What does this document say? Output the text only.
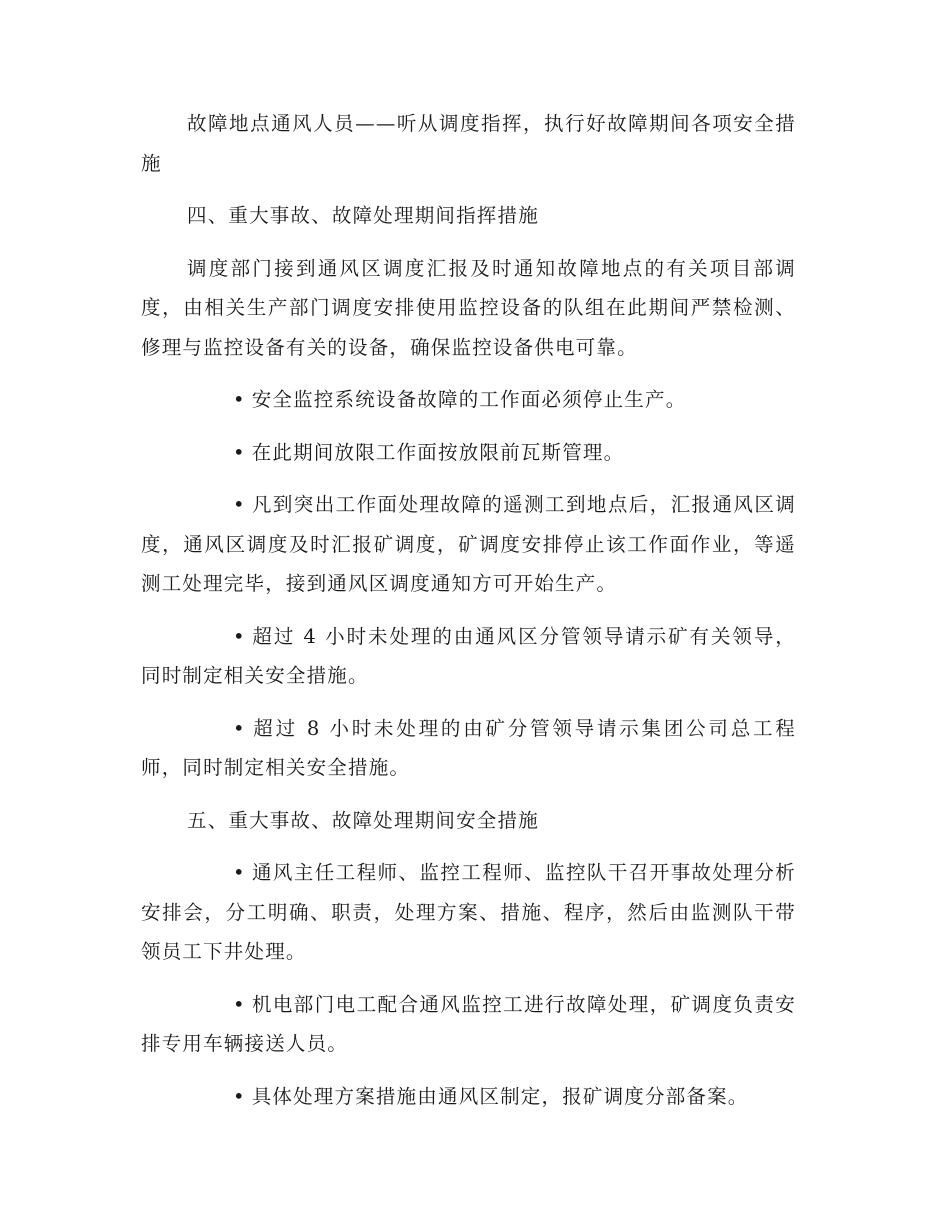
故障地点通风人员——听从调度指挥，执行好故障期间各项安全措施

四、重大事故、故障处理期间指挥措施

调度部门接到通风区调度汇报及时通知故障地点的有关项目部调度，由相关生产部门调度安排使用监控设备的队组在此期间严禁检测、修理与监控设备有关的设备，确保监控设备供电可靠。

• 安全监控系统设备故障的工作面必须停止生产。

• 在此期间放限工作面按放限前瓦斯管理。

• 凡到突出工作面处理故障的遥测工到地点后，汇报通风区调度，通风区调度及时汇报矿调度，矿调度安排停止该工作面作业，等遥测工处理完毕，接到通风区调度通知方可开始生产。

• 超过 4 小时未处理的由通风区分管领导请示矿有关领导，同时制定相关安全措施。

• 超过 8 小时未处理的由矿分管领导请示集团公司总工程师，同时制定相关安全措施。

五、重大事故、故障处理期间安全措施

• 通风主任工程师、监控工程师、监控队干召开事故处理分析安排会，分工明确、职责，处理方案、措施、程序，然后由监测队干带领员工下井处理。

• 机电部门电工配合通风监控工进行故障处理，矿调度负责安排专用车辆接送人员。

• 具体处理方案措施由通风区制定，报矿调度分部备案。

## Stated goal
Pictures excluded, quote all the data above exactly.

## Full response
What does this document say? Output the text only.
故障地点通风人员——听从调度指挥，执行好故障期间各项安全措施

四、重大事故、故障处理期间指挥措施

调度部门接到通风区调度汇报及时通知故障地点的有关项目部调度，由相关生产部门调度安排使用监控设备的队组在此期间严禁检测、修理与监控设备有关的设备，确保监控设备供电可靠。

• 安全监控系统设备故障的工作面必须停止生产。

• 在此期间放限工作面按放限前瓦斯管理。

• 凡到突出工作面处理故障的遥测工到地点后，汇报通风区调度，通风区调度及时汇报矿调度，矿调度安排停止该工作面作业，等遥测工处理完毕，接到通风区调度通知方可开始生产。

• 超过 4 小时未处理的由通风区分管领导请示矿有关领导，同时制定相关安全措施。

• 超过 8 小时未处理的由矿分管领导请示集团公司总工程师，同时制定相关安全措施。

五、重大事故、故障处理期间安全措施

• 通风主任工程师、监控工程师、监控队干召开事故处理分析安排会，分工明确、职责，处理方案、措施、程序，然后由监测队干带领员工下井处理。

• 机电部门电工配合通风监控工进行故障处理，矿调度负责安排专用车辆接送人员。

• 具体处理方案措施由通风区制定，报矿调度分部备案。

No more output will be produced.